#### Exercise
Can all of these lines be returned exactly?

[Begin Recorded information]

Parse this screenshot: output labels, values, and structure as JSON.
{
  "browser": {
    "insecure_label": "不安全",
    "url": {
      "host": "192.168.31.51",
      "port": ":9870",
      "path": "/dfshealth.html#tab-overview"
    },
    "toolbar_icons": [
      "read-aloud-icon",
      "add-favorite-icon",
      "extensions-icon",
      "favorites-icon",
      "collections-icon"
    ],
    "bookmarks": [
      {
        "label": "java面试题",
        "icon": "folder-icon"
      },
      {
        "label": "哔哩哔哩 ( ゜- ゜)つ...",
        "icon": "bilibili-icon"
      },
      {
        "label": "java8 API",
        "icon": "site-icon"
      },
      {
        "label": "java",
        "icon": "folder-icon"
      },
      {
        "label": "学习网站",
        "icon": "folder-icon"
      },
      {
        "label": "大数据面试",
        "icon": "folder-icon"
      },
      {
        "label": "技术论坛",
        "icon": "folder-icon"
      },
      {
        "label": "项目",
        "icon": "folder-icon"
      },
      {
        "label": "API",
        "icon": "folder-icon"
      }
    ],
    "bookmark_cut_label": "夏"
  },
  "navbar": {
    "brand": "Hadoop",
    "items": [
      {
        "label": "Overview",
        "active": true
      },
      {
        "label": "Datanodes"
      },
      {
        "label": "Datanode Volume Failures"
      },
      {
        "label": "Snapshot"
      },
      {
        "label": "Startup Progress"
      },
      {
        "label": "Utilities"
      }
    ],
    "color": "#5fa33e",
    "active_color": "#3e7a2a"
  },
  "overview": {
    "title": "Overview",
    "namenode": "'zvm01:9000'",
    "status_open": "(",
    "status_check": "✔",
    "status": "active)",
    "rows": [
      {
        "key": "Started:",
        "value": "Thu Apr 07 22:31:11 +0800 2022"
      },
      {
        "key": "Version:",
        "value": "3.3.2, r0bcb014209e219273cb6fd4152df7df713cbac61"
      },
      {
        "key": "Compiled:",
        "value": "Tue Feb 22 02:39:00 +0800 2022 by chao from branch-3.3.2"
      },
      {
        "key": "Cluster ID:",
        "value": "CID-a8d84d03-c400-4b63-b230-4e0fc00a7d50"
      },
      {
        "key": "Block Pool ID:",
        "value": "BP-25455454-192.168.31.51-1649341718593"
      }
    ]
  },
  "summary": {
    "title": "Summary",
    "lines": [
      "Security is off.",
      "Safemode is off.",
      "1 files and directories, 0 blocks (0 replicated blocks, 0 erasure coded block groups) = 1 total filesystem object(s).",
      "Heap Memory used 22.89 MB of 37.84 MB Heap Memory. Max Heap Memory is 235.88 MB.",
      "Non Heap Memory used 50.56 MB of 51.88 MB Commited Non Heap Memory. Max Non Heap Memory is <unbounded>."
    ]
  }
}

[End Recorded information]

#### Task output
Parse this screenshot: output labels, values, and structure as JSON.
{
  "browser": {
    "insecure_label": "不安全",
    "url": {
      "host": "192.168.31.51",
      "port": ":9870",
      "path": "/dfshealth.html#tab-overview"
    },
    "toolbar_icons": [
      "read-aloud-icon",
      "add-favorite-icon",
      "extensions-icon",
      "favorites-icon",
      "collections-icon"
    ],
    "bookmarks": [
      {
        "label": "java面试题",
        "icon": "folder-icon"
      },
      {
        "label": "哔哩哔哩 ( ゜- ゜)つ...",
        "icon": "bilibili-icon"
      },
      {
        "label": "java8 API",
        "icon": "site-icon"
      },
      {
        "label": "java",
        "icon": "folder-icon"
      },
      {
        "label": "学习网站",
        "icon": "folder-icon"
      },
      {
        "label": "大数据面试",
        "icon": "folder-icon"
      },
      {
        "label": "技术论坛",
        "icon": "folder-icon"
      },
      {
        "label": "项目",
        "icon": "folder-icon"
      },
      {
        "label": "API",
        "icon": "folder-icon"
      }
    ],
    "bookmark_cut_label": "夏"
  },
  "navbar": {
    "brand": "Hadoop",
    "items": [
      {
        "label": "Overview",
        "active": true
      },
      {
        "label": "Datanodes"
      },
      {
        "label": "Datanode Volume Failures"
      },
      {
        "label": "Snapshot"
      },
      {
        "label": "Startup Progress"
      },
      {
        "label": "Utilities"
      }
    ],
    "color": "#5fa33e",
    "active_color": "#3e7a2a"
  },
  "overview": {
    "title": "Overview",
    "namenode": "'zvm01:9000'",
    "status_open": "(",
    "status_check": "✔",
    "status": "active)",
    "rows": [
      {
        "key": "Started:",
        "value": "Thu Apr 07 22:31:11 +0800 2022"
      },
      {
        "key": "Version:",
        "value": "3.3.2, r0bcb014209e219273cb6fd4152df7df713cbac61"
      },
      {
        "key": "Compiled:",
        "value": "Tue Feb 22 02:39:00 +0800 2022 by chao from branch-3.3.2"
      },
      {
        "key": "Cluster ID:",
        "value": "CID-a8d84d03-c400-4b63-b230-4e0fc00a7d50"
      },
      {
        "key": "Block Pool ID:",
        "value": "BP-25455454-192.168.31.51-1649341718593"
      }
    ]
  },
  "summary": {
    "title": "Summary",
    "lines": [
      "Security is off.",
      "Safemode is off.",
      "1 files and directories, 0 blocks (0 replicated blocks, 0 erasure coded block groups) = 1 total filesystem object(s).",
      "Heap Memory used 22.89 MB of 37.84 MB Heap Memory. Max Heap Memory is 235.88 MB.",
      "Non Heap Memory used 50.56 MB of 51.88 MB Commited Non Heap Memory. Max Non Heap Memory is <unbounded>."
    ]
  }
}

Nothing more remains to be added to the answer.